------ Приведенный фрагмент ------

И даже там, где китайская урбанизация породила впечатляющие архитектурные творения, не всегда понятно, готовы ли к ним города. Ничем не ограниченные расходы на застройку пока еще не освободили страну от жесткого контроля коммунистической партии над историей, политикой и всем тем, что находится между ними. Поэтому да, в стране есть производящие глубокое впечатление новые городские Мекки для исполнительского искусства, например, вознесшееся в небо над Гуанчжоу здание оперного театра работы архитектора и лауреата Притцкеровской премии Захи Хадид (Zaha Hadid), которое обошлось в 200 миллионов долларов. Или великолепный пекинский Национальный центр исполнительских искусств французского архитектора Поля Андре (Paul Andreu), напоминающий плавающее в воде яйцо. Там смета была побольше – 300 миллионов долларов. Однако страх перед цензурой ведет к тому, что лучшие творческие работы и произведения искусства, являющиеся источником жизненной силы и энергии великих городов, так никогда и не создаются.
***
Нельзя сказать, что китайские города не становятся лучше. Если посмотреть на фотографии Харбина 1980-х годов, то возникает впечатление, что это Пхеньян – только со смогом и автомобильными пробками. Большинство китайцев жило в коммунальных квартирах с общими кухнями и ванными, где было очень мало электрических устройств и приборов.
«Двор там всего два квадратных метра», - пишет автор книги о путешествиях «Red Dust» (Красная пыль) Ма Цзянь (Ma Jian) о той «ветхой старой хижине» в Пекине, где он жил в 1981 году. Но это жилье было лучше, чем его предыдущее обиталище в общежитии. «В летние месяцы с верхних этажей летели арбузные корки и пустые картонные стаканчики от мороженого. Они привлекали полчища мух и комаров, поэтому я старался не выходить из дому. Зима это лучший сезон, поскольку мои соседи заклеивают окна». Бывшая журналистка из Болгарии Антуанета Бекер (Antoaneta Becker), учившаяся в конце 1980-х в лучшем столичном вузе Пекинском университете, говорила, что ей было очень скучно, потому что «делать было нечего, кроме как сидеть и медитировать о смысле жизни».

------ Представленные данные ------

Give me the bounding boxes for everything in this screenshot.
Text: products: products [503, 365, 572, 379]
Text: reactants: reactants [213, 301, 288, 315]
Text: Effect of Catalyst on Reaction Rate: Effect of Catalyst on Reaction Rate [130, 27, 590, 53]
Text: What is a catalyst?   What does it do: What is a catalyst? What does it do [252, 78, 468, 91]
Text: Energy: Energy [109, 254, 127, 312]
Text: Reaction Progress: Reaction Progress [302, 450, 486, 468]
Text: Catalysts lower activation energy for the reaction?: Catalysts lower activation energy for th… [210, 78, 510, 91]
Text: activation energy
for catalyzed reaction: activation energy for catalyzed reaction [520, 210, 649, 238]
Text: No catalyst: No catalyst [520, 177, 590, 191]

------

● Задача 1
Какова, согласно фрагменту о китайских городах, стоимость здания оперного театра в Гуанчжоу?
● Задача 2
Продолжите текст о китайских городах после его последнего предложения.

● Ответ на задачу 1
200 миллионов долларов.

● Ответ на задачу 2
Сегодня в столице множество заведений, продающих лапшу и суши; бары, где вам подадут мартини за 15 долларов, стоят рядом с маленькими палатками, где торгуют пивом сомнительного происхождения дешевле доллара. Иностранные и китайские хипстеры колонизировали часть маленьких пекинских аллей в центре города. Лучшая в столице мини-пивоварня «Большой скачок» открыла в одной из таких аллей свой бар. Название она позаимствовала у катастрофической по своим последствиям насильственной индустриальной кампании Мао, которая привела к голоду 20-30 миллионов человек.
Но чтобы городские китайские пустыри соответствовали стандартам величайших мегаполисов мира, предстоит проделать огромную работу. В другую эпоху, которая однако вполне подходит нынешнему состоянию Китая, английский писатель-романист Генри Джеймс (Henry James) писал: «Трудно говорить о Лондоне с достаточной точностью и справедливостью. Это неприятное место, некрасивое, невеселое, непростое и небезупречное. Это лишь блистательный город». После трех десятилетий головокружительного роста и пяти тысяч лет истории у китайских городов есть почти все, чтобы их полюбить. Но теперь им надо поработать над блистательностью.